## SET EXERCISE
Write out every entry exactly as given, but omit the pictures.
== LISTING
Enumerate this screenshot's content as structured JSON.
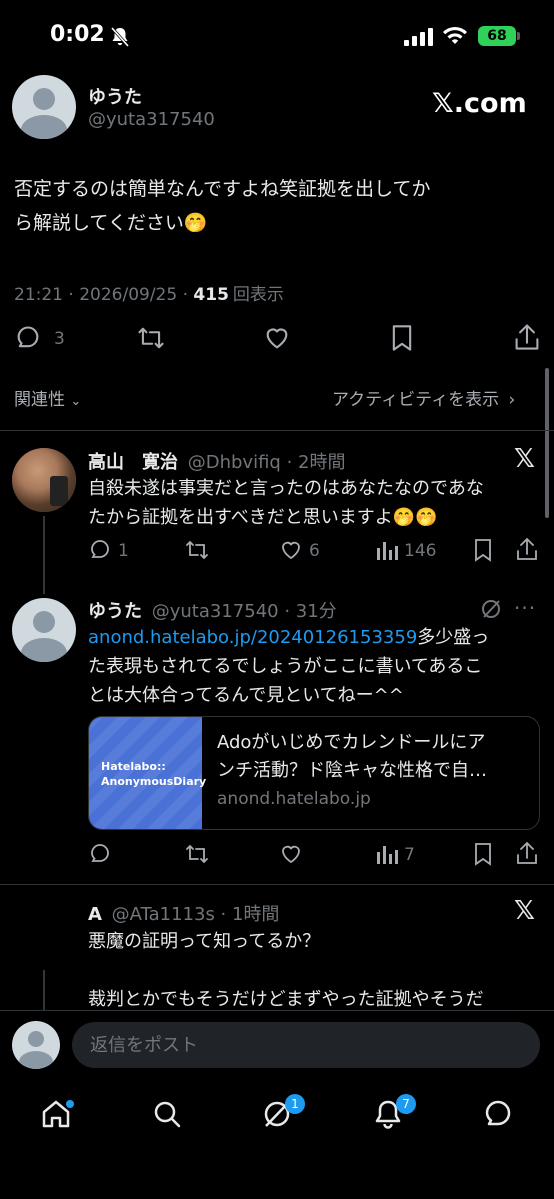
{
  "status_bar": {
    "time": "0:02",
    "battery": "68"
  },
  "main_tweet": {
    "display_name": "ゆうた",
    "handle": "@yuta317540",
    "brand": "𝕏.com",
    "text_line1": "否定するのは簡単なんですよね笑証拠を出してか",
    "text_line2": "ら解説してください🤭",
    "timestamp": "21:21 · 2026/09/25 · ",
    "views_count": "415",
    "views_label": "回表示",
    "reply_count": "3"
  },
  "filters": {
    "sort_label": "関連性",
    "activity_label": "アクティビティを表示"
  },
  "replies": [
    {
      "display_name": "高山　寛治",
      "handle": "@Dhbvifiq · 2時間",
      "text_line1": "自殺未遂は事実だと言ったのはあなたなのであな",
      "text_line2": "たから証拠を出すべきだと思いますよ🤭🤭",
      "reply_count": "1",
      "like_count": "6",
      "view_count": "146"
    },
    {
      "display_name": "ゆうた",
      "handle": "@yuta317540 · 31分",
      "link_text": "anond.hatelabo.jp/20240126153359",
      "text_line1_rest": "多少盛っ",
      "text_line2": "た表現もされてるでしょうがここに書いてあるこ",
      "text_line3": "とは大体合ってるんで見といてねー^^",
      "card_image_line1": "Hatelabo::",
      "card_image_line2": "AnonymousDiary",
      "card_title_line1": "Adoがいじめでカレンドールにア",
      "card_title_line2": "ンチ活動？ド陰キャな性格で自…",
      "card_domain": "anond.hatelabo.jp",
      "view_count": "7"
    },
    {
      "display_name": "A",
      "handle": "@ATa1113s · 1時間",
      "text_line1": "悪魔の証明って知ってるか？",
      "text_line2": "裁判とかでもそうだけどまずやった証拠やそうだ"
    }
  ],
  "reply_input": {
    "placeholder": "返信をポスト"
  },
  "bottom_nav": {
    "grok_badge": "1",
    "notifications_badge": "7"
  }
}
====
## OUTPUT OF THE TASK
Enumerate this screenshot's content as structured JSON.
{
  "status_bar": {
    "time": "0:02",
    "battery": "68"
  },
  "main_tweet": {
    "display_name": "ゆうた",
    "handle": "@yuta317540",
    "brand": "𝕏.com",
    "text_line1": "否定するのは簡単なんですよね笑証拠を出してか",
    "text_line2": "ら解説してください🤭",
    "timestamp": "21:21 · 2026/09/25 · ",
    "views_count": "415",
    "views_label": "回表示",
    "reply_count": "3"
  },
  "filters": {
    "sort_label": "関連性",
    "activity_label": "アクティビティを表示"
  },
  "replies": [
    {
      "display_name": "高山　寛治",
      "handle": "@Dhbvifiq · 2時間",
      "text_line1": "自殺未遂は事実だと言ったのはあなたなのであな",
      "text_line2": "たから証拠を出すべきだと思いますよ🤭🤭",
      "reply_count": "1",
      "like_count": "6",
      "view_count": "146"
    },
    {
      "display_name": "ゆうた",
      "handle": "@yuta317540 · 31分",
      "link_text": "anond.hatelabo.jp/20240126153359",
      "text_line1_rest": "多少盛っ",
      "text_line2": "た表現もされてるでしょうがここに書いてあるこ",
      "text_line3": "とは大体合ってるんで見といてねー^^",
      "card_image_line1": "Hatelabo::",
      "card_image_line2": "AnonymousDiary",
      "card_title_line1": "Adoがいじめでカレンドールにア",
      "card_title_line2": "ンチ活動？ド陰キャな性格で自…",
      "card_domain": "anond.hatelabo.jp",
      "view_count": "7"
    },
    {
      "display_name": "A",
      "handle": "@ATa1113s · 1時間",
      "text_line1": "悪魔の証明って知ってるか？",
      "text_line2": "裁判とかでもそうだけどまずやった証拠やそうだ"
    }
  ],
  "reply_input": {
    "placeholder": "返信をポスト"
  },
  "bottom_nav": {
    "grok_badge": "1",
    "notifications_badge": "7"
  }
}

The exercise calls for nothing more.